- [What is needed]:
Restate the data exactly as given and keep the pictures out.

- [Entries provided]:
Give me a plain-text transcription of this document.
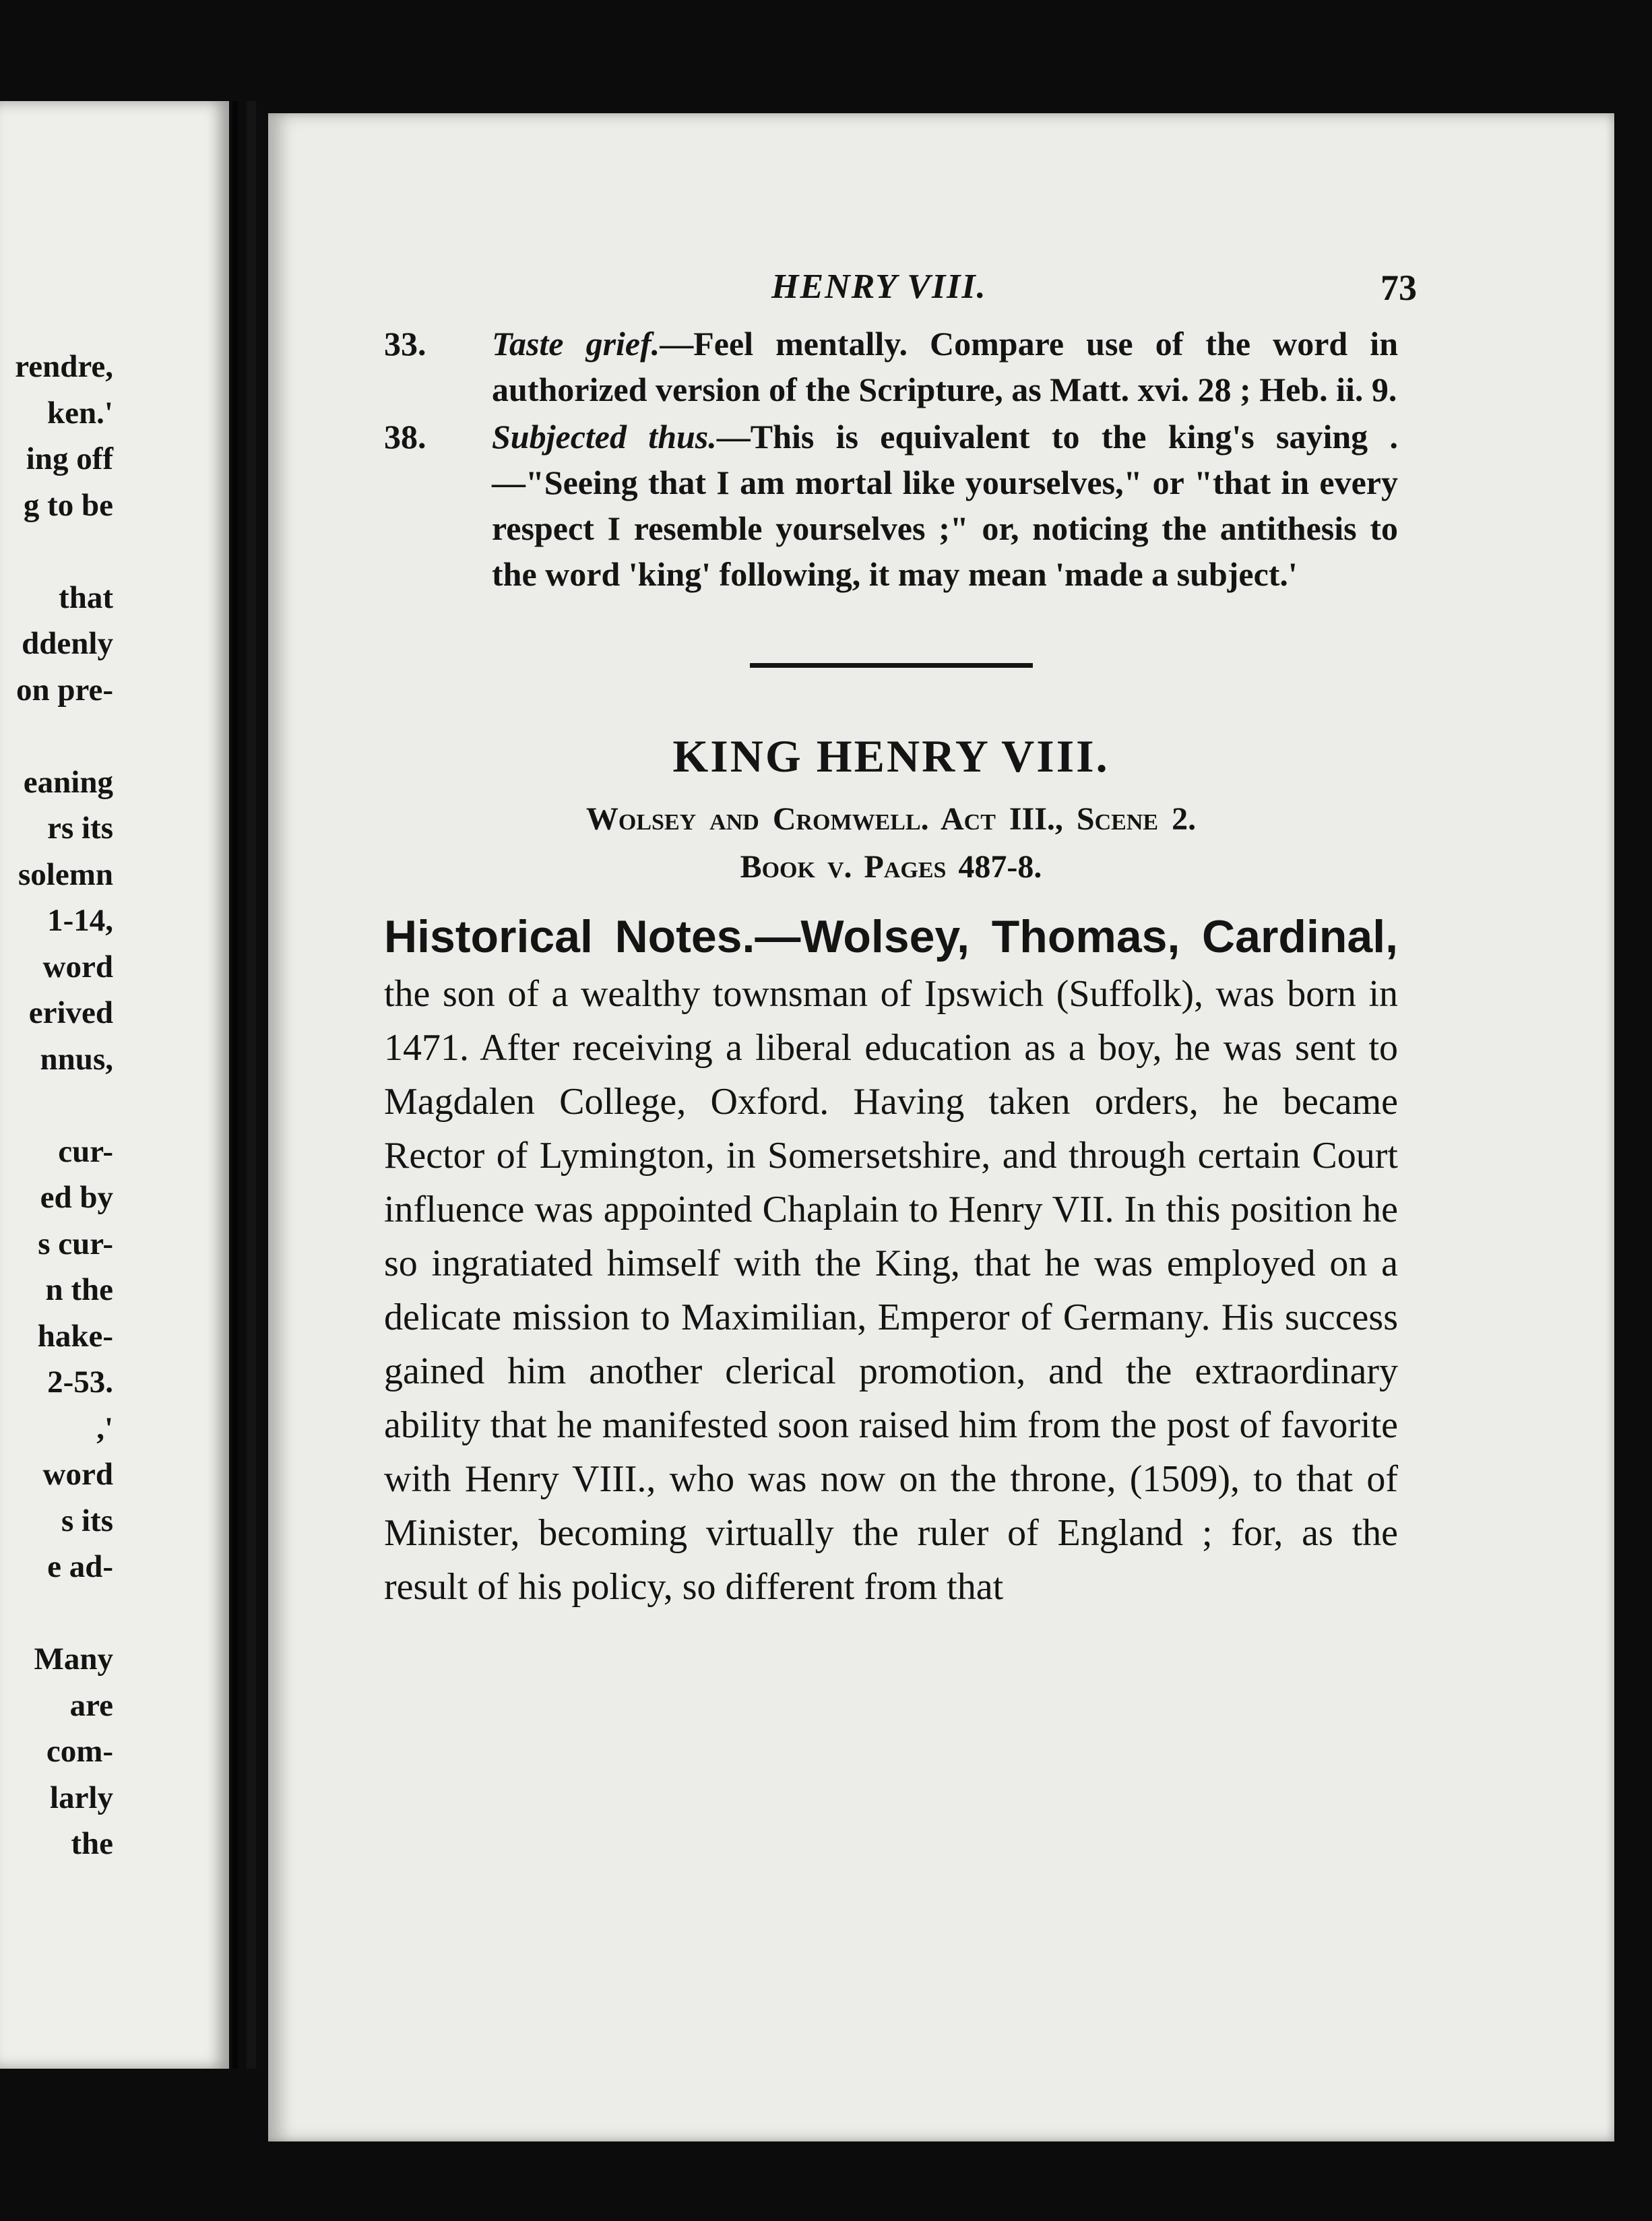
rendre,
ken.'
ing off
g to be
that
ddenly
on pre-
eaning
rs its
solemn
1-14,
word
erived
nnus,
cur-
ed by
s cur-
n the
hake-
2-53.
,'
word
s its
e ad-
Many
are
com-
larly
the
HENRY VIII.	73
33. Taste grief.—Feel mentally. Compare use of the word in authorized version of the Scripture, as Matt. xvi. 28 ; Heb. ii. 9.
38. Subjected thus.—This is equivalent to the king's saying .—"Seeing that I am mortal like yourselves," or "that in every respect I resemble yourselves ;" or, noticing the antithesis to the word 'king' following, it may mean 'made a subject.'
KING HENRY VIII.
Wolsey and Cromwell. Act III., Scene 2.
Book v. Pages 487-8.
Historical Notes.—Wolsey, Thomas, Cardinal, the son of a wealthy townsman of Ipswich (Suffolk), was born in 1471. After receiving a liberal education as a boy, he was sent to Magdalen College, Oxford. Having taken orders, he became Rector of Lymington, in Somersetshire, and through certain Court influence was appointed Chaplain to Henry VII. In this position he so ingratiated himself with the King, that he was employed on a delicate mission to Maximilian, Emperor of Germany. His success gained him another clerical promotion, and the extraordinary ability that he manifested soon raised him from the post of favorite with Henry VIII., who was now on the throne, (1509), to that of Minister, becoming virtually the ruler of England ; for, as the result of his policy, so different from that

- [Correct response]:
Give me a plain-text transcription of this document.
rendre,
ken.'
ing off
g to be
that
ddenly
on pre-
eaning
rs its
solemn
1-14,
word
erived
nnus,
cur-
ed by
s cur-
n the
hake-
2-53.
,'
word
s its
e ad-
Many
are
com-
larly
the
HENRY VIII.	73
33. Taste grief.—Feel mentally. Compare use of the word in authorized version of the Scripture, as Matt. xvi. 28 ; Heb. ii. 9.
38. Subjected thus.—This is equivalent to the king's saying .—"Seeing that I am mortal like yourselves," or "that in every respect I resemble yourselves ;" or, noticing the antithesis to the word 'king' following, it may mean 'made a subject.'
KING HENRY VIII.
Wolsey and Cromwell. Act III., Scene 2.
Book v. Pages 487-8.
Historical Notes.—Wolsey, Thomas, Cardinal, the son of a wealthy townsman of Ipswich (Suffolk), was born in 1471. After receiving a liberal education as a boy, he was sent to Magdalen College, Oxford. Having taken orders, he became Rector of Lymington, in Somersetshire, and through certain Court influence was appointed Chaplain to Henry VII. In this position he so ingratiated himself with the King, that he was employed on a delicate mission to Maximilian, Emperor of Germany. His success gained him another clerical promotion, and the extraordinary ability that he manifested soon raised him from the post of favorite with Henry VIII., who was now on the throne, (1509), to that of Minister, becoming virtually the ruler of England ; for, as the result of his policy, so different from that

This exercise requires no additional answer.